| TASK |
Report every line in the listing that contains the string "labels".

| GIVEN DATA |
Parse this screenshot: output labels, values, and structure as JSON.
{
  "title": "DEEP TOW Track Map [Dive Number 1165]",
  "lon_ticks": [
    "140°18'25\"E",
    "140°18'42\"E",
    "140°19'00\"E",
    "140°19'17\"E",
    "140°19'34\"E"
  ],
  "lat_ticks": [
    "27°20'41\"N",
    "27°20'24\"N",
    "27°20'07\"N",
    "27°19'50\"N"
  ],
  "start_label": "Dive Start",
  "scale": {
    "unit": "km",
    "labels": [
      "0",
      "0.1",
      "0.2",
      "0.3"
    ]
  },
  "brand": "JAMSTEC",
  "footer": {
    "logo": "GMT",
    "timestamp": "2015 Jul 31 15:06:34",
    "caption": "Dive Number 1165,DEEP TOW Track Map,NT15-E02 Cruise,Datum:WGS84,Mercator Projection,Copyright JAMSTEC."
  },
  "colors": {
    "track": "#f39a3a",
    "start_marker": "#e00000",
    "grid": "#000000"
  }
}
* * *
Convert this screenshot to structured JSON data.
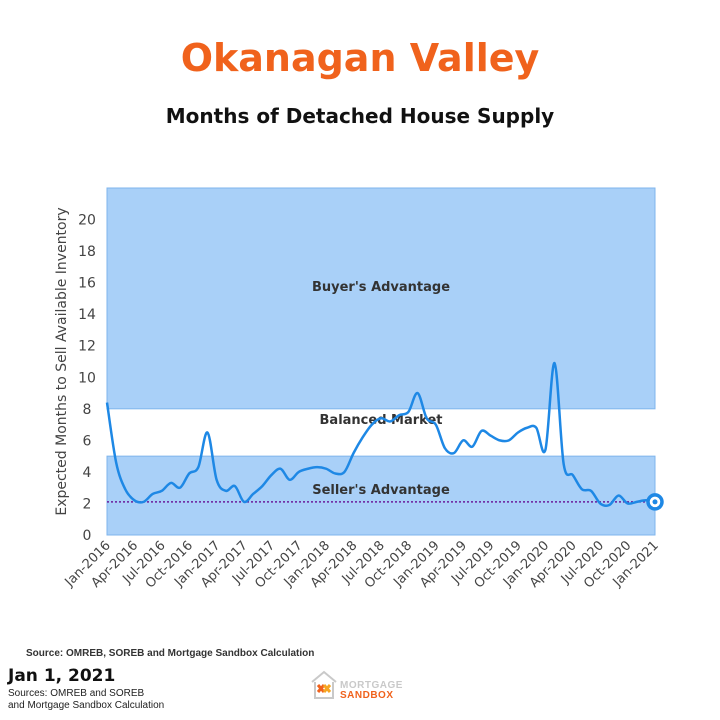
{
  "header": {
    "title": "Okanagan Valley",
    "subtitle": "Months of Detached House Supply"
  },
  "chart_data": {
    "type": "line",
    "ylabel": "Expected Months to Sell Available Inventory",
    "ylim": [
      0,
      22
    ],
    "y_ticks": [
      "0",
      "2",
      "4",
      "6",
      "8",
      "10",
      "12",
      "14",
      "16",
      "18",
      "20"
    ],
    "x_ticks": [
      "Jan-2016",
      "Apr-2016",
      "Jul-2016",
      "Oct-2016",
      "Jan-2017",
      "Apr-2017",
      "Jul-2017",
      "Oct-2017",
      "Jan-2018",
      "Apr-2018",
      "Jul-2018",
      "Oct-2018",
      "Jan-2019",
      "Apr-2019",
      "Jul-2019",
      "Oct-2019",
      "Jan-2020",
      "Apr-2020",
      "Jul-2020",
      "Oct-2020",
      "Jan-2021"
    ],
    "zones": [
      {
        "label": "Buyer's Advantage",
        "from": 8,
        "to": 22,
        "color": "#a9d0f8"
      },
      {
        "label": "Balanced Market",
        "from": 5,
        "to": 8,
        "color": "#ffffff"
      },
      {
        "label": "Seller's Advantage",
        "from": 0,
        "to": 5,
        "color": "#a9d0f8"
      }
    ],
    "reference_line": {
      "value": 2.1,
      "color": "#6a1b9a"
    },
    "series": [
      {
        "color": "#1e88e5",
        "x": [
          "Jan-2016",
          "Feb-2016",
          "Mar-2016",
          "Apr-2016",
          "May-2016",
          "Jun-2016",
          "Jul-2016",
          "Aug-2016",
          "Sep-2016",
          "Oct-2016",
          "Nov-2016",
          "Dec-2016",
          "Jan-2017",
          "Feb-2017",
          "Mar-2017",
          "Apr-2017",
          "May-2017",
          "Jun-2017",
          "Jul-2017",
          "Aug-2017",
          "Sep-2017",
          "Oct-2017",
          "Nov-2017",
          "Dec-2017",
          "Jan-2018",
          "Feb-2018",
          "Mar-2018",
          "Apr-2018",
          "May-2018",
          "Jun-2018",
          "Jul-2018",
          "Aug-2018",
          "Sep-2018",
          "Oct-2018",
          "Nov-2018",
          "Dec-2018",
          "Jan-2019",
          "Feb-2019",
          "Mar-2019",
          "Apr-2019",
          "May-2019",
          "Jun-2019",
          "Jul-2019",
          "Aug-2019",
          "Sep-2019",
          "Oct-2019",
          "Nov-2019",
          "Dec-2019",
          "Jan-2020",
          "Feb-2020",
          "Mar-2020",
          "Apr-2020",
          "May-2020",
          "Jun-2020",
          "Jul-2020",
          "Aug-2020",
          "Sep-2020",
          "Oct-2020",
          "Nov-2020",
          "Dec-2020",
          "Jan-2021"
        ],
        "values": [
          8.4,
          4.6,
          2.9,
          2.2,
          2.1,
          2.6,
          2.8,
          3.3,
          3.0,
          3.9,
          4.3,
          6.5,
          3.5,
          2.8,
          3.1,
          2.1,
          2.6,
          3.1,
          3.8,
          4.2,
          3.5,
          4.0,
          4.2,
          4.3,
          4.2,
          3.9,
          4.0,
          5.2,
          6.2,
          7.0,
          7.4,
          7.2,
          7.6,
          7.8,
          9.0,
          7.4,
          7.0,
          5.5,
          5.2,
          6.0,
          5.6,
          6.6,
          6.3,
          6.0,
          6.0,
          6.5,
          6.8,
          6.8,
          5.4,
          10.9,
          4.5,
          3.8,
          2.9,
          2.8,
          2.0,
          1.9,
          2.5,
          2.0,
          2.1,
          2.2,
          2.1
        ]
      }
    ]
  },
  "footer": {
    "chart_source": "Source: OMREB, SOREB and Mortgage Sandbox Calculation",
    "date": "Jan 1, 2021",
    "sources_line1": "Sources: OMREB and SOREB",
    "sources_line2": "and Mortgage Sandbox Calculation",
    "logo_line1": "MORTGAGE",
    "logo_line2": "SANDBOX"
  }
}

| EXPECTED OUTPUT |
Parse this screenshot: output labels, values, and structure as JSON.
    "labels": [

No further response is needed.